EXERCISE AIM - Determine the number of lines in the data that include the word "this", and write only that number.

Collected data entries -
==================================================

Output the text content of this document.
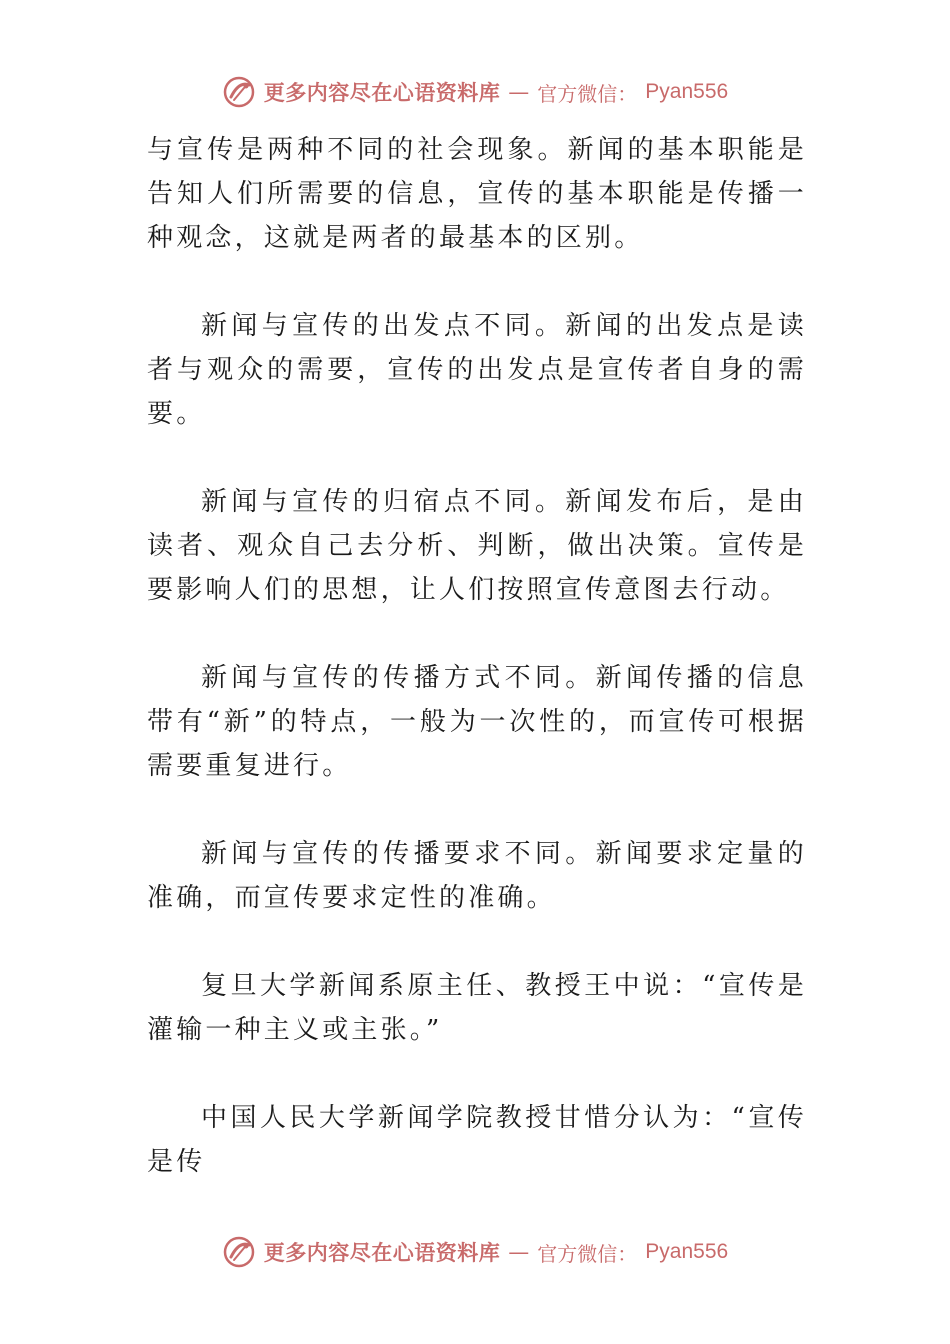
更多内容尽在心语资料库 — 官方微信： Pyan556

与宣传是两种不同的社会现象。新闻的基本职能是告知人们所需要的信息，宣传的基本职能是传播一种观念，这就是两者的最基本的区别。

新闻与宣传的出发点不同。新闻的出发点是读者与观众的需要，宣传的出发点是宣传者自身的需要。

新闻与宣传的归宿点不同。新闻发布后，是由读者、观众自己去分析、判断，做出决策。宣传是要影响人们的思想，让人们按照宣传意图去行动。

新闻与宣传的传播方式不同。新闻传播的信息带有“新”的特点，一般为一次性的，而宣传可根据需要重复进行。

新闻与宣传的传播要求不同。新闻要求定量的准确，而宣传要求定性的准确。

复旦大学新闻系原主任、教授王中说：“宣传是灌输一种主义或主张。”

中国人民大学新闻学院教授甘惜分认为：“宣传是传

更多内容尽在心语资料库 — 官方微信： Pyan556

==================================================

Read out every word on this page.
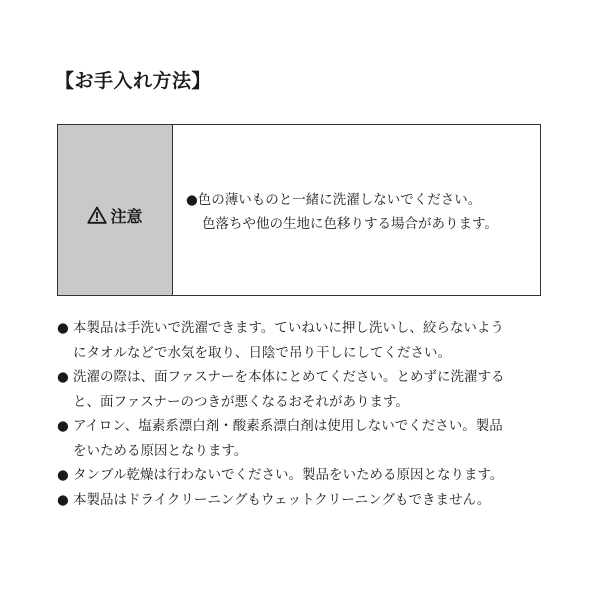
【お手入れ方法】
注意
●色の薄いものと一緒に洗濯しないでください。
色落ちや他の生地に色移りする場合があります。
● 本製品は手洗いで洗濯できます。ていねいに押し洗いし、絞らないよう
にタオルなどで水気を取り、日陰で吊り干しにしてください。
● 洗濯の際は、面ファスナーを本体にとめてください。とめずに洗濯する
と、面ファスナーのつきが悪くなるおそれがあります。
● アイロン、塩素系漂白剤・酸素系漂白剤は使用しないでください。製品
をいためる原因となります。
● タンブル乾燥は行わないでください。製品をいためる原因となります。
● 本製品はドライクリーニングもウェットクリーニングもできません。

==================================================

ANSWER TO THE PROBLEM - 2